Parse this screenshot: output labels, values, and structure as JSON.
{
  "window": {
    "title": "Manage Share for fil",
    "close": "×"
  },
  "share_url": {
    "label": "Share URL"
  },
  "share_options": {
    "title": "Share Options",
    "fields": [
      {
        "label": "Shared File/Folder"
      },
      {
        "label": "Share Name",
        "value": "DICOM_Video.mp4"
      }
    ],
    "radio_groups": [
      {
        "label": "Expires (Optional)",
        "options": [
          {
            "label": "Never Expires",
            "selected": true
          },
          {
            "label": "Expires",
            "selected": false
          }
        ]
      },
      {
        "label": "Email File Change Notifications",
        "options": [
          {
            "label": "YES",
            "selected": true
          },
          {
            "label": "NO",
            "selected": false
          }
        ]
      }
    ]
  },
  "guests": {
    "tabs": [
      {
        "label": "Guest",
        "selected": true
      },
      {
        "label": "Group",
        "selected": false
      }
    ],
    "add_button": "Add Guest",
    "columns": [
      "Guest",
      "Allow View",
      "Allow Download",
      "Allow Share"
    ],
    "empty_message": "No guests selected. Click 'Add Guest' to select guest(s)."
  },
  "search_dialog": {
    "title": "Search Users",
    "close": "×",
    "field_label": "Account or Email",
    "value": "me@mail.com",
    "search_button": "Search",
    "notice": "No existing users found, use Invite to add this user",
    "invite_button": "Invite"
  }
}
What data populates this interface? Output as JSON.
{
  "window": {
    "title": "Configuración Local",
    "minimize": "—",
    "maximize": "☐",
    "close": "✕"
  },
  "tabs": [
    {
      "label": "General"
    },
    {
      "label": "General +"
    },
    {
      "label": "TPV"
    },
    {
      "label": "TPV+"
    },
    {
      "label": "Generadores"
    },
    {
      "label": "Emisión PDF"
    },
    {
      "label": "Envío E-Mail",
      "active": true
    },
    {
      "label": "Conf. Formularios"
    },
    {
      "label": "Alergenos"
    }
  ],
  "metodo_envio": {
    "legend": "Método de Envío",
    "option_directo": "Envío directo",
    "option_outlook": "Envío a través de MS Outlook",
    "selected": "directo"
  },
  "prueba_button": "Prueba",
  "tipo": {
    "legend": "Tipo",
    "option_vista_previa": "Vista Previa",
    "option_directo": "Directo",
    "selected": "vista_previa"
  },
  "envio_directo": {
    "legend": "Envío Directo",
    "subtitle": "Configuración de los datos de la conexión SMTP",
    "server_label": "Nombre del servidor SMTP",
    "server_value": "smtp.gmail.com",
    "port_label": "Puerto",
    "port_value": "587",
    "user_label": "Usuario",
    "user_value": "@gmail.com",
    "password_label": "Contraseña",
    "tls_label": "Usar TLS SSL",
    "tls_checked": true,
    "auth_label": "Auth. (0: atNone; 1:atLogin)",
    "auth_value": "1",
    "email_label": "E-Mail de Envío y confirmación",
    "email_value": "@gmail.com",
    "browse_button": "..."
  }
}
---+---
**Work to complete:** Extract each entry in full and write it down exactly.

**Full output:**
Parse this screenshot: output labels, values, and structure as JSON.
{
  "window": {
    "title": "Manage Share for fil",
    "close": "×"
  },
  "share_url": {
    "label": "Share URL"
  },
  "share_options": {
    "title": "Share Options",
    "fields": [
      {
        "label": "Shared File/Folder"
      },
      {
        "label": "Share Name",
        "value": "DICOM_Video.mp4"
      }
    ],
    "radio_groups": [
      {
        "label": "Expires (Optional)",
        "options": [
          {
            "label": "Never Expires",
            "selected": true
          },
          {
            "label": "Expires",
            "selected": false
          }
        ]
      },
      {
        "label": "Email File Change Notifications",
        "options": [
          {
            "label": "YES",
            "selected": true
          },
          {
            "label": "NO",
            "selected": false
          }
        ]
      }
    ]
  },
  "guests": {
    "tabs": [
      {
        "label": "Guest",
        "selected": true
      },
      {
        "label": "Group",
        "selected": false
      }
    ],
    "add_button": "Add Guest",
    "columns": [
      "Guest",
      "Allow View",
      "Allow Download",
      "Allow Share"
    ],
    "empty_message": "No guests selected. Click 'Add Guest' to select guest(s)."
  },
  "search_dialog": {
    "title": "Search Users",
    "close": "×",
    "field_label": "Account or Email",
    "value": "me@mail.com",
    "search_button": "Search",
    "notice": "No existing users found, use Invite to add this user",
    "invite_button": "Invite"
  }
}
What data populates this interface? Output as JSON.
{
  "window": {
    "title": "Configuración Local",
    "minimize": "—",
    "maximize": "☐",
    "close": "✕"
  },
  "tabs": [
    {
      "label": "General"
    },
    {
      "label": "General +"
    },
    {
      "label": "TPV"
    },
    {
      "label": "TPV+"
    },
    {
      "label": "Generadores"
    },
    {
      "label": "Emisión PDF"
    },
    {
      "label": "Envío E-Mail",
      "active": true
    },
    {
      "label": "Conf. Formularios"
    },
    {
      "label": "Alergenos"
    }
  ],
  "metodo_envio": {
    "legend": "Método de Envío",
    "option_directo": "Envío directo",
    "option_outlook": "Envío a través de MS Outlook",
    "selected": "directo"
  },
  "prueba_button": "Prueba",
  "tipo": {
    "legend": "Tipo",
    "option_vista_previa": "Vista Previa",
    "option_directo": "Directo",
    "selected": "vista_previa"
  },
  "envio_directo": {
    "legend": "Envío Directo",
    "subtitle": "Configuración de los datos de la conexión SMTP",
    "server_label": "Nombre del servidor SMTP",
    "server_value": "smtp.gmail.com",
    "port_label": "Puerto",
    "port_value": "587",
    "user_label": "Usuario",
    "user_value": "@gmail.com",
    "password_label": "Contraseña",
    "tls_label": "Usar TLS SSL",
    "tls_checked": true,
    "auth_label": "Auth. (0: atNone; 1:atLogin)",
    "auth_value": "1",
    "email_label": "E-Mail de Envío y confirmación",
    "email_value": "@gmail.com",
    "browse_button": "..."
  }
}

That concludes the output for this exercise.